• Entries provided:

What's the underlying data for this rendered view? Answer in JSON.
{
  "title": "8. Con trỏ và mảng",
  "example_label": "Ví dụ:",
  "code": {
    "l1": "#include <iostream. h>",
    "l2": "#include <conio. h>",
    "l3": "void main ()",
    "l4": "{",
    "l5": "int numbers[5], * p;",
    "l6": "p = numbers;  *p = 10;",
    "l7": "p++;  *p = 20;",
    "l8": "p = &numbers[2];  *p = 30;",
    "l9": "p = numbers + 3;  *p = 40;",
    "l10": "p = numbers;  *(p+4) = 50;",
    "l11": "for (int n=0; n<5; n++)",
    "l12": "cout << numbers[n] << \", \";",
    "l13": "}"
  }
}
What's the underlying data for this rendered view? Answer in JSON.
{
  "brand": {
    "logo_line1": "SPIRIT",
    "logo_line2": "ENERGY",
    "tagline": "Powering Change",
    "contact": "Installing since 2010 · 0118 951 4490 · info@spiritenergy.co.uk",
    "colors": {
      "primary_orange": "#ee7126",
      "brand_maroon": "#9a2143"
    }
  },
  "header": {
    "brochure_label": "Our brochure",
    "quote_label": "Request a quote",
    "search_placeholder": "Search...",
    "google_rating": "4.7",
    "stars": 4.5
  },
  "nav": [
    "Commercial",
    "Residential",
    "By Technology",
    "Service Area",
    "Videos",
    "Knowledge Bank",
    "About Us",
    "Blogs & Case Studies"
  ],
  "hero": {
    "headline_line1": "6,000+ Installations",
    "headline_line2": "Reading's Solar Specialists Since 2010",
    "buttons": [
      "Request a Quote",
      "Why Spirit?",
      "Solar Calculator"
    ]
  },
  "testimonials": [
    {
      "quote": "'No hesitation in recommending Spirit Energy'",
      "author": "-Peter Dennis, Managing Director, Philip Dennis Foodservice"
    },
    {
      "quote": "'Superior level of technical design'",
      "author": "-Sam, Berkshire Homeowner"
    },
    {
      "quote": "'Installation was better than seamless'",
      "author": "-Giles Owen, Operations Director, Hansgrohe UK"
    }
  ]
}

• Required work:
Generate an exact reproduction of all entries.

• Complete answer:
What's the underlying data for this rendered view? Answer in JSON.
{
  "title": "8. Con trỏ và mảng",
  "example_label": "Ví dụ:",
  "code": {
    "l1": "#include <iostream. h>",
    "l2": "#include <conio. h>",
    "l3": "void main ()",
    "l4": "{",
    "l5": "int numbers[5], * p;",
    "l6": "p = numbers;  *p = 10;",
    "l7": "p++;  *p = 20;",
    "l8": "p = &numbers[2];  *p = 30;",
    "l9": "p = numbers + 3;  *p = 40;",
    "l10": "p = numbers;  *(p+4) = 50;",
    "l11": "for (int n=0; n<5; n++)",
    "l12": "cout << numbers[n] << \", \";",
    "l13": "}"
  }
}
What's the underlying data for this rendered view? Answer in JSON.
{
  "brand": {
    "logo_line1": "SPIRIT",
    "logo_line2": "ENERGY",
    "tagline": "Powering Change",
    "contact": "Installing since 2010 · 0118 951 4490 · info@spiritenergy.co.uk",
    "colors": {
      "primary_orange": "#ee7126",
      "brand_maroon": "#9a2143"
    }
  },
  "header": {
    "brochure_label": "Our brochure",
    "quote_label": "Request a quote",
    "search_placeholder": "Search...",
    "google_rating": "4.7",
    "stars": 4.5
  },
  "nav": [
    "Commercial",
    "Residential",
    "By Technology",
    "Service Area",
    "Videos",
    "Knowledge Bank",
    "About Us",
    "Blogs & Case Studies"
  ],
  "hero": {
    "headline_line1": "6,000+ Installations",
    "headline_line2": "Reading's Solar Specialists Since 2010",
    "buttons": [
      "Request a Quote",
      "Why Spirit?",
      "Solar Calculator"
    ]
  },
  "testimonials": [
    {
      "quote": "'No hesitation in recommending Spirit Energy'",
      "author": "-Peter Dennis, Managing Director, Philip Dennis Foodservice"
    },
    {
      "quote": "'Superior level of technical design'",
      "author": "-Sam, Berkshire Homeowner"
    },
    {
      "quote": "'Installation was better than seamless'",
      "author": "-Giles Owen, Operations Director, Hansgrohe UK"
    }
  ]
}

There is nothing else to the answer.